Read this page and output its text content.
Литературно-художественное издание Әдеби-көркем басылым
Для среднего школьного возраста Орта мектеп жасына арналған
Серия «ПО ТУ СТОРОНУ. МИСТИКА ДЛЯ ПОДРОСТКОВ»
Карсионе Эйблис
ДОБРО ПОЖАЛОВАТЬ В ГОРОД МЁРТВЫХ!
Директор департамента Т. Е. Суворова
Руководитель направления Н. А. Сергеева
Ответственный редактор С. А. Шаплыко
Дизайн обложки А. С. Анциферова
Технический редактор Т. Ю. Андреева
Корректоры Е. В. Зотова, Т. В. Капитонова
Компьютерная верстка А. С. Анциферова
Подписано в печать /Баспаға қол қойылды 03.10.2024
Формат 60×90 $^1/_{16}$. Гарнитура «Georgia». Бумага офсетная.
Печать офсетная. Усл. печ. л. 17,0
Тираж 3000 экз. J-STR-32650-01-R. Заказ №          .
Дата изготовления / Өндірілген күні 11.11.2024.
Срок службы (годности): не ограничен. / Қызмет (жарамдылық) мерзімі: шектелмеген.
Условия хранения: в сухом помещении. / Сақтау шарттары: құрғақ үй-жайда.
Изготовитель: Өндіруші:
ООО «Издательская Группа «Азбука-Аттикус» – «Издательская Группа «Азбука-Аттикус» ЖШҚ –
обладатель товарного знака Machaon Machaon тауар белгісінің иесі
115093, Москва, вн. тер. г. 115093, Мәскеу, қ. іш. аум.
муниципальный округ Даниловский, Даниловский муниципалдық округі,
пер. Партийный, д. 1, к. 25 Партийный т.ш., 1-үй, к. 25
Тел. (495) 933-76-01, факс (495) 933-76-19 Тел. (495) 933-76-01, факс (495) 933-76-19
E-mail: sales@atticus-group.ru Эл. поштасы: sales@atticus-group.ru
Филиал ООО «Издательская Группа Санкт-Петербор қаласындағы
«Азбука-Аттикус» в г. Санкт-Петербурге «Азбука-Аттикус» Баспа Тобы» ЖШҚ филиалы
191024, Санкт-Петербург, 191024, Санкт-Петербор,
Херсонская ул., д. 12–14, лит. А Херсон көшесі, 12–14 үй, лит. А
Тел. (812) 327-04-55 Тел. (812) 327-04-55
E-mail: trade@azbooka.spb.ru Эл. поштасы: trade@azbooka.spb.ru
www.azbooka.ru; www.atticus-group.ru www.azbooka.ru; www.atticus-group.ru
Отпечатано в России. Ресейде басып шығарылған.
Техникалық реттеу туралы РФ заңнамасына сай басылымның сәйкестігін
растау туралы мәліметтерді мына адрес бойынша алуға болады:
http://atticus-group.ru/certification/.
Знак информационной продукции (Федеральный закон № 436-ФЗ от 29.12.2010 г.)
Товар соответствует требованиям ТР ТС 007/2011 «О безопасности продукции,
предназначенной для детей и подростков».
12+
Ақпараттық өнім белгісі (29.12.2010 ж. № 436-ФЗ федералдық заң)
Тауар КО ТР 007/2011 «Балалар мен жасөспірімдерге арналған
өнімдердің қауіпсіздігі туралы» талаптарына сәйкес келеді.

- [Required work]: Search the lines for "арналған". Copy each line that has it.

- [Completed exercise]:
Для среднего школьного возраста Орта мектеп жасына арналған
Тауар КО ТР 007/2011 «Балалар мен жасөспірімдерге арналған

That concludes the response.